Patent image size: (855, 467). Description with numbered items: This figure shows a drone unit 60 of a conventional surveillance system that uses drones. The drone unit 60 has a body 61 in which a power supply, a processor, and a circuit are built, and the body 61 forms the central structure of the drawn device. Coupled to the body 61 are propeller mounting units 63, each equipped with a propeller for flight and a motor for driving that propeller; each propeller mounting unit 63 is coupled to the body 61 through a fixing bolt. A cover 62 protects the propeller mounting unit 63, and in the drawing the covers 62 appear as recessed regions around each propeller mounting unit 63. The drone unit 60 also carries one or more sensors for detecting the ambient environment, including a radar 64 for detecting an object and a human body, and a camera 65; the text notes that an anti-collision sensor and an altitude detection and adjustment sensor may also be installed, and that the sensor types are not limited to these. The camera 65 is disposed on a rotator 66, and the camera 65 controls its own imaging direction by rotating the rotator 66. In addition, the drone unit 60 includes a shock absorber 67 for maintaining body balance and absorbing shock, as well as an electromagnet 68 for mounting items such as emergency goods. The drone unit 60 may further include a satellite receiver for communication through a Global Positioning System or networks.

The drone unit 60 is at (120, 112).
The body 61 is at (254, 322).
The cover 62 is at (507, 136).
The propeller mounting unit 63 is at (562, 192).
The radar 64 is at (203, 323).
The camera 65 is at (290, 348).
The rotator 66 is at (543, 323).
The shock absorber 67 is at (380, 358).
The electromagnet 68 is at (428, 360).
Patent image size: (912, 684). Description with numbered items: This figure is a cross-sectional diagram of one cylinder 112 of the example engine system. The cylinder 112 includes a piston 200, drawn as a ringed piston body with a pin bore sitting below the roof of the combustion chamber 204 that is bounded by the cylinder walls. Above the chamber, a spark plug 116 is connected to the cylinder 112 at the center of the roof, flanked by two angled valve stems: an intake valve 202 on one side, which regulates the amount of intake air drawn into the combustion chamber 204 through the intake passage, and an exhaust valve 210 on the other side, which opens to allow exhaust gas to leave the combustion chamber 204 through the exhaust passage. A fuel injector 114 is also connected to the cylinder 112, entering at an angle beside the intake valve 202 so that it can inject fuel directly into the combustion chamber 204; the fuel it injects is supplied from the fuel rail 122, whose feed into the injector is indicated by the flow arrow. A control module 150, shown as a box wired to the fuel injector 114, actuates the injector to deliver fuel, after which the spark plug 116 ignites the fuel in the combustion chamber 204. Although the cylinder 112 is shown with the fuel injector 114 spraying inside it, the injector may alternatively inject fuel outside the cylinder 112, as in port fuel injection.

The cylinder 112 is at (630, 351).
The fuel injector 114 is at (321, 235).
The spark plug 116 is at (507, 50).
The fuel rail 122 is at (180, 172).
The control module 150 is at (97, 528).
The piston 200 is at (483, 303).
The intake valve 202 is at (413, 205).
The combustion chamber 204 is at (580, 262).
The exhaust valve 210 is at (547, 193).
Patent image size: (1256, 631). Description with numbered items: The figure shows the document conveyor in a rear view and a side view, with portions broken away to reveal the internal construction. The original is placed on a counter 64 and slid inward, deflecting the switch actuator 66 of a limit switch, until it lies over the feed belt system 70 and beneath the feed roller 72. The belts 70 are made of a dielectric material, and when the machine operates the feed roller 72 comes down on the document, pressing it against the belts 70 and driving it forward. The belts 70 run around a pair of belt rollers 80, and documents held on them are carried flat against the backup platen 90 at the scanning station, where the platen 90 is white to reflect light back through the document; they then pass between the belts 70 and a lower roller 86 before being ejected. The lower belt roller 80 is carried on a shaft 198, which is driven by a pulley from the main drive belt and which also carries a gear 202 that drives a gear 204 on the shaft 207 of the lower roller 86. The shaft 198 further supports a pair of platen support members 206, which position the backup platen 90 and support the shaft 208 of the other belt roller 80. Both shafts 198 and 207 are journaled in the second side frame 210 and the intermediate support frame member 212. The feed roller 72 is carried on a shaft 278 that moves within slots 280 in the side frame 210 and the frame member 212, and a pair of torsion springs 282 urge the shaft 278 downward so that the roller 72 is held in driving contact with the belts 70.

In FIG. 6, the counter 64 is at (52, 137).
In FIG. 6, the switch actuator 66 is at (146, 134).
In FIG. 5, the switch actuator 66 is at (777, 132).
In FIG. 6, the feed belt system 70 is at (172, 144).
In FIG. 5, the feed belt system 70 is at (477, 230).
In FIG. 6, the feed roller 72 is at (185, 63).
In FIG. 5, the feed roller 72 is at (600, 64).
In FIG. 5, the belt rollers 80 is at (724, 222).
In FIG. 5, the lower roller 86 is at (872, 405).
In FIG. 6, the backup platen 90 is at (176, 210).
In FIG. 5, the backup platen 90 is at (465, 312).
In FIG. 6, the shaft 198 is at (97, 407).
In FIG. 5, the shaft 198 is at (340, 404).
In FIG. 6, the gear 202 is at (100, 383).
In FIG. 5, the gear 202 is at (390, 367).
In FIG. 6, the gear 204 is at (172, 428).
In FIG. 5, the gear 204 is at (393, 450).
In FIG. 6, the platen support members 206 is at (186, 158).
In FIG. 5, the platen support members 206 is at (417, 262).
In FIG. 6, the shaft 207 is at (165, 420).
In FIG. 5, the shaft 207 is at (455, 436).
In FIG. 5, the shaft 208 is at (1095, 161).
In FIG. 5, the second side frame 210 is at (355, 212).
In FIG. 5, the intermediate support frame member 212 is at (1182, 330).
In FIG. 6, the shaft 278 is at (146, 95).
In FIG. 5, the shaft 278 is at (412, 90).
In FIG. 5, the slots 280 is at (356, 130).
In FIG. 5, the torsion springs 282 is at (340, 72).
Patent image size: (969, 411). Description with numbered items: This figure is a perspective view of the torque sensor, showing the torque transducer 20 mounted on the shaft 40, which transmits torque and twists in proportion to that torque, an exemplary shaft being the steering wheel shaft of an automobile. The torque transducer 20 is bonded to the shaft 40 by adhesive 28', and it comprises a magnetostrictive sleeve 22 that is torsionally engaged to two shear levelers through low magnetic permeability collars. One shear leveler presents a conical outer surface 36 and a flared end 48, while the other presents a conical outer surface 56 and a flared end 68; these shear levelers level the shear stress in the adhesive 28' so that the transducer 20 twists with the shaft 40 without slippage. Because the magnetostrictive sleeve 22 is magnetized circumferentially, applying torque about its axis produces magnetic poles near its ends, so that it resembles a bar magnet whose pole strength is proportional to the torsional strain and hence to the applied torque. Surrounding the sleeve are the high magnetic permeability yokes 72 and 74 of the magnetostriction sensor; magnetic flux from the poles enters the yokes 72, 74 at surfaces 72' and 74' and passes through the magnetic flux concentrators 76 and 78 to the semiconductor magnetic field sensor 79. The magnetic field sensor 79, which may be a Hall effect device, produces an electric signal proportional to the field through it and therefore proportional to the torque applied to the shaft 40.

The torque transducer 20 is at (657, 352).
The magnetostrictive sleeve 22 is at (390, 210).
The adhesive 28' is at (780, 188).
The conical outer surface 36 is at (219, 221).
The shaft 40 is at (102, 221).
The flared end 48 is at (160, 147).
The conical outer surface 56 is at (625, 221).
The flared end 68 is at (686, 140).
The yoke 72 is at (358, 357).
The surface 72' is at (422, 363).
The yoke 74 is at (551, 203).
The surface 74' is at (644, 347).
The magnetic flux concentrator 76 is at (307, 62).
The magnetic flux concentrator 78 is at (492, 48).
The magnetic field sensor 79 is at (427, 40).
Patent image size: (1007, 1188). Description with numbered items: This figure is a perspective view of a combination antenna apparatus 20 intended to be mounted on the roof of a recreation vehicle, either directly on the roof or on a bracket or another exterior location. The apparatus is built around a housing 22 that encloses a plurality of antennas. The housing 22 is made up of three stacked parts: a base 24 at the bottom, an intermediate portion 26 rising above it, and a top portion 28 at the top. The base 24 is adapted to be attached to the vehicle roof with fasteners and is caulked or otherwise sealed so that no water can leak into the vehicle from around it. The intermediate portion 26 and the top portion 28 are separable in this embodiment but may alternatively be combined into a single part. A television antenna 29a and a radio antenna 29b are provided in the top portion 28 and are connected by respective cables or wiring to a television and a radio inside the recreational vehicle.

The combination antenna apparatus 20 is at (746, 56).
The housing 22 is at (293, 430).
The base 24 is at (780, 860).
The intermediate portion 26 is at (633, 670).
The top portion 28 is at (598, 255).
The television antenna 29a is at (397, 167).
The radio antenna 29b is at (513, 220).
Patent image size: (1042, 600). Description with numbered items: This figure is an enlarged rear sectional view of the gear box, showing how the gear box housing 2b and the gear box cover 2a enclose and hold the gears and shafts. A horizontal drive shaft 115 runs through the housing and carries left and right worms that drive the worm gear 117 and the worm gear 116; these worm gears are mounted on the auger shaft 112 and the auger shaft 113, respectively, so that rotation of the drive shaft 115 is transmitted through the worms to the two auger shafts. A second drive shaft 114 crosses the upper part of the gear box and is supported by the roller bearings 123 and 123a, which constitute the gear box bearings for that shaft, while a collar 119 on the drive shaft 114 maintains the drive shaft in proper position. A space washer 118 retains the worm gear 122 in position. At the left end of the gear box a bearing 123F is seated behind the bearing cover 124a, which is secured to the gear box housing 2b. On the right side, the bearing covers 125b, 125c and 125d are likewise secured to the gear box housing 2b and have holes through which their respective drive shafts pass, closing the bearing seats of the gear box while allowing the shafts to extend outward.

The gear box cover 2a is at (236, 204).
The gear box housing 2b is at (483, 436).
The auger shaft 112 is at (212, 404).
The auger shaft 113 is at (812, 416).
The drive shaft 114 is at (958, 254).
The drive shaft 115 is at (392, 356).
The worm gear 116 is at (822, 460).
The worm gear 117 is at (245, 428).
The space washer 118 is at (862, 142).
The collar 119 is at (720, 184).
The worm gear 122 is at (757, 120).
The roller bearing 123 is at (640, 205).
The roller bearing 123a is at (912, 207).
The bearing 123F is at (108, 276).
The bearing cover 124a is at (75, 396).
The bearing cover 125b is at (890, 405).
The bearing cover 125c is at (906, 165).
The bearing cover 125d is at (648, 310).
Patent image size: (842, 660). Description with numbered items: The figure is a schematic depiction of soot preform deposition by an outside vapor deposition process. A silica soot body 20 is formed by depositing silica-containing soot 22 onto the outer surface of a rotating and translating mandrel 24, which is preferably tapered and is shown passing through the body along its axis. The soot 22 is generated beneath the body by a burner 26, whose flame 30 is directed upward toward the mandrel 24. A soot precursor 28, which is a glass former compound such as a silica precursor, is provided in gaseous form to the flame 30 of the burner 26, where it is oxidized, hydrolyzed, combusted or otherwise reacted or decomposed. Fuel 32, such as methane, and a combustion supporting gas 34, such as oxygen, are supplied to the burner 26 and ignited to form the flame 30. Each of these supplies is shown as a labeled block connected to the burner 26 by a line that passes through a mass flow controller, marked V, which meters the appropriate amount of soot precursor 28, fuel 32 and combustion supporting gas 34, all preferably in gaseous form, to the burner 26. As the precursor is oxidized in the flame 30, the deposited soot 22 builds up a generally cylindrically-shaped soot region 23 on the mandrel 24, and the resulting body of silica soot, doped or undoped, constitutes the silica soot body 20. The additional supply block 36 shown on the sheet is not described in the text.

Goal:
Update the items from their first line through the line containing "The electromagnet 68 is at (428, 360)." by replacing "surveillance system" with "monitoring system", keeping all other text the same. Return only those lines.

Output of the exercise:
Patent image size: (855, 467). Description with numbered items: This figure shows a drone unit 60 of a conventional monitoring system that uses drones. The drone unit 60 has a body 61 in which a power supply, a processor, and a circuit are built, and the body 61 forms the central structure of the drawn device. Coupled to the body 61 are propeller mounting units 63, each equipped with a propeller for flight and a motor for driving that propeller; each propeller mounting unit 63 is coupled to the body 61 through a fixing bolt. A cover 62 protects the propeller mounting unit 63, and in the drawing the covers 62 appear as recessed regions around each propeller mounting unit 63. The drone unit 60 also carries one or more sensors for detecting the ambient environment, including a radar 64 for detecting an object and a human body, and a camera 65; the text notes that an anti-collision sensor and an altitude detection and adjustment sensor may also be installed, and that the sensor types are not limited to these. The camera 65 is disposed on a rotator 66, and the camera 65 controls its own imaging direction by rotating the rotator 66. In addition, the drone unit 60 includes a shock absorber 67 for maintaining body balance and absorbing shock, as well as an electromagnet 68 for mounting items such as emergency goods. The drone unit 60 may further include a satellite receiver for communication through a Global Positioning System or networks.

The drone unit 60 is at (120, 112).
The body 61 is at (254, 322).
The cover 62 is at (507, 136).
The propeller mounting unit 63 is at (562, 192).
The radar 64 is at (203, 323).
The camera 65 is at (290, 348).
The rotator 66 is at (543, 323).
The shock absorber 67 is at (380, 358).
The electromagnet 68 is at (428, 360).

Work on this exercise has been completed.